## Problem statement
Find each line in the following listing that has the string "Project", then state the count and nothing else.
*** Input material
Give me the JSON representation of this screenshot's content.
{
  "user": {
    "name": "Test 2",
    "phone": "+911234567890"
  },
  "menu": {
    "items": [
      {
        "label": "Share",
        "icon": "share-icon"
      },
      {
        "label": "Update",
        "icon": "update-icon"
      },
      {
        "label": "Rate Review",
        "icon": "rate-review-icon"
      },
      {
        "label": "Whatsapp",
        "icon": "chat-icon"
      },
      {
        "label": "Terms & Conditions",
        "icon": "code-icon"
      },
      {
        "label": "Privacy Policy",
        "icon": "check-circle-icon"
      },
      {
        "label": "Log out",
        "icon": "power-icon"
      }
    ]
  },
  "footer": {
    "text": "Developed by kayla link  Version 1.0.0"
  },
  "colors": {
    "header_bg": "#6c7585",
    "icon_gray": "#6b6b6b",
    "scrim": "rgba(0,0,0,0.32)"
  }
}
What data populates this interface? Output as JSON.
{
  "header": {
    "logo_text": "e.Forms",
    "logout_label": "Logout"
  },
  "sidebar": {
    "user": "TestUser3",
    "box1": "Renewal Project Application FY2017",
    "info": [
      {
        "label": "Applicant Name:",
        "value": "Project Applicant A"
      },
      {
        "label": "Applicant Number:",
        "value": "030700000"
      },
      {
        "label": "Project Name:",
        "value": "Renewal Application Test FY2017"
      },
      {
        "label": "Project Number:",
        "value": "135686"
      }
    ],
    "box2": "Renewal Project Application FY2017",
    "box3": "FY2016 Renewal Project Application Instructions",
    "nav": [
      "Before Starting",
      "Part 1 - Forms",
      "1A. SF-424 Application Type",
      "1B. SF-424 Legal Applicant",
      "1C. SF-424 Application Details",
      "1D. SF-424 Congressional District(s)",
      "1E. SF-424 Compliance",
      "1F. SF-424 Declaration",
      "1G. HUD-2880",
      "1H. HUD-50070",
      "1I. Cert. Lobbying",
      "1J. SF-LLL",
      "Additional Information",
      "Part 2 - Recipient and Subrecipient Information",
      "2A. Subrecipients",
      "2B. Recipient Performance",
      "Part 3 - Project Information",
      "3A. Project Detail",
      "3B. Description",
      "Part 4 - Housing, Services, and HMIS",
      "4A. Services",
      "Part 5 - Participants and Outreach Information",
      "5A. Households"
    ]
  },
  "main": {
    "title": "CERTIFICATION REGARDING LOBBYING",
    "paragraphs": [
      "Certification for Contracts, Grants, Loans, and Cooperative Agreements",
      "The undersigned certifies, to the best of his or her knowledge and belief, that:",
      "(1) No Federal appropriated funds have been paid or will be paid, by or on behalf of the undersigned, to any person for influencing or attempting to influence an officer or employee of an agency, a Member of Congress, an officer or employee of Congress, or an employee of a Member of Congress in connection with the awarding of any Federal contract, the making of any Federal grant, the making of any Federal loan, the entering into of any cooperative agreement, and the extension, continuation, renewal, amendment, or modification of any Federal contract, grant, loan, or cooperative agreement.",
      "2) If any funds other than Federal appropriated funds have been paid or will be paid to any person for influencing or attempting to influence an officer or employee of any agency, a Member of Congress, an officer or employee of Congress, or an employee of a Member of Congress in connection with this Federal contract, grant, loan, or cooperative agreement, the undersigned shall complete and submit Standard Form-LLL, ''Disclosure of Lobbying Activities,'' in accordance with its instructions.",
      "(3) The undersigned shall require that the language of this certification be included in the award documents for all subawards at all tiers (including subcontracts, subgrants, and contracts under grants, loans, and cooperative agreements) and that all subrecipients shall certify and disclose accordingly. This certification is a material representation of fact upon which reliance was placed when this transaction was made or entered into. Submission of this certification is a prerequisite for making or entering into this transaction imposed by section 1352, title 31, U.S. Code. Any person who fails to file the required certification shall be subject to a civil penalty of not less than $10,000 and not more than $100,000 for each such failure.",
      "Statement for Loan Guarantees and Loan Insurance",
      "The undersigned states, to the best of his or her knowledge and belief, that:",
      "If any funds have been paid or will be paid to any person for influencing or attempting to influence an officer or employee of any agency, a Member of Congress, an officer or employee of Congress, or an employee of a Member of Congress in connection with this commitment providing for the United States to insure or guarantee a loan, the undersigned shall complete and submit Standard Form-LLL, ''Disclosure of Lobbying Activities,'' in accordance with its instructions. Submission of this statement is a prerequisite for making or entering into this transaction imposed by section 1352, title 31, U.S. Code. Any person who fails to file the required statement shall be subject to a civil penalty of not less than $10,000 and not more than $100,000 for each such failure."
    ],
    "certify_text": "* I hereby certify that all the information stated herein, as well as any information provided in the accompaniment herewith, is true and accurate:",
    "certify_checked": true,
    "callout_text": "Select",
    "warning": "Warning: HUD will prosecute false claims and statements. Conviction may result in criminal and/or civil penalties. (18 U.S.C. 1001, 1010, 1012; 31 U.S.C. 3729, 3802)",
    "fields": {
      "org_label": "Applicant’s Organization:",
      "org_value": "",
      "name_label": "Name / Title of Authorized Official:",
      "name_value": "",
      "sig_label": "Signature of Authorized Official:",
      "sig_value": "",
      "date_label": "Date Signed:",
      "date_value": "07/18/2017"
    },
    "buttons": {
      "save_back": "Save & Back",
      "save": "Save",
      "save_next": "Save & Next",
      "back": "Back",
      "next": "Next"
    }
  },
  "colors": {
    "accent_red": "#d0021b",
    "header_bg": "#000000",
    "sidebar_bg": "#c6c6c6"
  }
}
******
## Result
8